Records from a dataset
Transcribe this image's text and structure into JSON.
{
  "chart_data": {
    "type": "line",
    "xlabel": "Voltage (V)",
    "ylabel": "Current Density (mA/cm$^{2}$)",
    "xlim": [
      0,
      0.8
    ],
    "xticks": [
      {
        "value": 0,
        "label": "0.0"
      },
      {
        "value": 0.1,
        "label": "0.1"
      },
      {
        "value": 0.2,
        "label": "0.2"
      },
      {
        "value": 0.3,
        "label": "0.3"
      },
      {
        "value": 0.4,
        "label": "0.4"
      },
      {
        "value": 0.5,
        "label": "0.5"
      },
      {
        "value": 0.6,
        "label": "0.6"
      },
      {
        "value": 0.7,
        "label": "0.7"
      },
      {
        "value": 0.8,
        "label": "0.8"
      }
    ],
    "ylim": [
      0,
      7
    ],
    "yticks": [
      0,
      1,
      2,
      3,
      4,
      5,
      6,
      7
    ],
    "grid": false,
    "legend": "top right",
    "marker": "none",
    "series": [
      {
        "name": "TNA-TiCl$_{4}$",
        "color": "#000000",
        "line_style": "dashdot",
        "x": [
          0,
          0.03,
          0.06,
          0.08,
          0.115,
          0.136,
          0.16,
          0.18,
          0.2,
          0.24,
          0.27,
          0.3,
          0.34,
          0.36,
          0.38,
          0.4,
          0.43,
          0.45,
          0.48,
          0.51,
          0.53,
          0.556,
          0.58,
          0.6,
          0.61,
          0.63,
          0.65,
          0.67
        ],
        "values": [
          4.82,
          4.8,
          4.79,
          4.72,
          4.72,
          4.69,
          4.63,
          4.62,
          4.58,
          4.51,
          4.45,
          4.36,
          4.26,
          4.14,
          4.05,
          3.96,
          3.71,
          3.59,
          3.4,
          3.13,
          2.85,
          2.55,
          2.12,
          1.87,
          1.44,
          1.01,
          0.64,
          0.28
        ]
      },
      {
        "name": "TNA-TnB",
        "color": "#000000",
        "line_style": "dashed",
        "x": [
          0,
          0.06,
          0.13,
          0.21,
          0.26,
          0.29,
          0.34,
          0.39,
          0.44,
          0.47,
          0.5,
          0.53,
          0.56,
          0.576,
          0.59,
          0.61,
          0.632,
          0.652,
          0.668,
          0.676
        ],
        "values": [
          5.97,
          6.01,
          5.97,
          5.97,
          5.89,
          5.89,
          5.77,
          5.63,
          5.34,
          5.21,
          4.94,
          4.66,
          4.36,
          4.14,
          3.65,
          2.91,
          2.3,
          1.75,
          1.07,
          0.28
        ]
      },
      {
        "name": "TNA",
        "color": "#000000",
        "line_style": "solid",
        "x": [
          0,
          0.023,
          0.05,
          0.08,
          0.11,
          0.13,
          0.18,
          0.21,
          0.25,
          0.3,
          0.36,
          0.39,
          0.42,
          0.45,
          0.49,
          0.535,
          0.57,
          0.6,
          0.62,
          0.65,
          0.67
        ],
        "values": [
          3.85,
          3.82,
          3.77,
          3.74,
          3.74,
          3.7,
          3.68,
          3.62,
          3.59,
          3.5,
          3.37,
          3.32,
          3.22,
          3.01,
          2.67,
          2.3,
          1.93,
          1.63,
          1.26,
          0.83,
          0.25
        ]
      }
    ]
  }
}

→ What you are asked to do: Repeat the material in full, exactly as it stands.

→ Finished exercise:
Transcribe this image's text and structure into JSON.
{
  "chart_data": {
    "type": "line",
    "xlabel": "Voltage (V)",
    "ylabel": "Current Density (mA/cm$^{2}$)",
    "xlim": [
      0,
      0.8
    ],
    "xticks": [
      {
        "value": 0,
        "label": "0.0"
      },
      {
        "value": 0.1,
        "label": "0.1"
      },
      {
        "value": 0.2,
        "label": "0.2"
      },
      {
        "value": 0.3,
        "label": "0.3"
      },
      {
        "value": 0.4,
        "label": "0.4"
      },
      {
        "value": 0.5,
        "label": "0.5"
      },
      {
        "value": 0.6,
        "label": "0.6"
      },
      {
        "value": 0.7,
        "label": "0.7"
      },
      {
        "value": 0.8,
        "label": "0.8"
      }
    ],
    "ylim": [
      0,
      7
    ],
    "yticks": [
      0,
      1,
      2,
      3,
      4,
      5,
      6,
      7
    ],
    "grid": false,
    "legend": "top right",
    "marker": "none",
    "series": [
      {
        "name": "TNA-TiCl$_{4}$",
        "color": "#000000",
        "line_style": "dashdot",
        "x": [
          0,
          0.03,
          0.06,
          0.08,
          0.115,
          0.136,
          0.16,
          0.18,
          0.2,
          0.24,
          0.27,
          0.3,
          0.34,
          0.36,
          0.38,
          0.4,
          0.43,
          0.45,
          0.48,
          0.51,
          0.53,
          0.556,
          0.58,
          0.6,
          0.61,
          0.63,
          0.65,
          0.67
        ],
        "values": [
          4.82,
          4.8,
          4.79,
          4.72,
          4.72,
          4.69,
          4.63,
          4.62,
          4.58,
          4.51,
          4.45,
          4.36,
          4.26,
          4.14,
          4.05,
          3.96,
          3.71,
          3.59,
          3.4,
          3.13,
          2.85,
          2.55,
          2.12,
          1.87,
          1.44,
          1.01,
          0.64,
          0.28
        ]
      },
      {
        "name": "TNA-TnB",
        "color": "#000000",
        "line_style": "dashed",
        "x": [
          0,
          0.06,
          0.13,
          0.21,
          0.26,
          0.29,
          0.34,
          0.39,
          0.44,
          0.47,
          0.5,
          0.53,
          0.56,
          0.576,
          0.59,
          0.61,
          0.632,
          0.652,
          0.668,
          0.676
        ],
        "values": [
          5.97,
          6.01,
          5.97,
          5.97,
          5.89,
          5.89,
          5.77,
          5.63,
          5.34,
          5.21,
          4.94,
          4.66,
          4.36,
          4.14,
          3.65,
          2.91,
          2.3,
          1.75,
          1.07,
          0.28
        ]
      },
      {
        "name": "TNA",
        "color": "#000000",
        "line_style": "solid",
        "x": [
          0,
          0.023,
          0.05,
          0.08,
          0.11,
          0.13,
          0.18,
          0.21,
          0.25,
          0.3,
          0.36,
          0.39,
          0.42,
          0.45,
          0.49,
          0.535,
          0.57,
          0.6,
          0.62,
          0.65,
          0.67
        ],
        "values": [
          3.85,
          3.82,
          3.77,
          3.74,
          3.74,
          3.7,
          3.68,
          3.62,
          3.59,
          3.5,
          3.37,
          3.32,
          3.22,
          3.01,
          2.67,
          2.3,
          1.93,
          1.63,
          1.26,
          0.83,
          0.25
        ]
      }
    ]
  }
}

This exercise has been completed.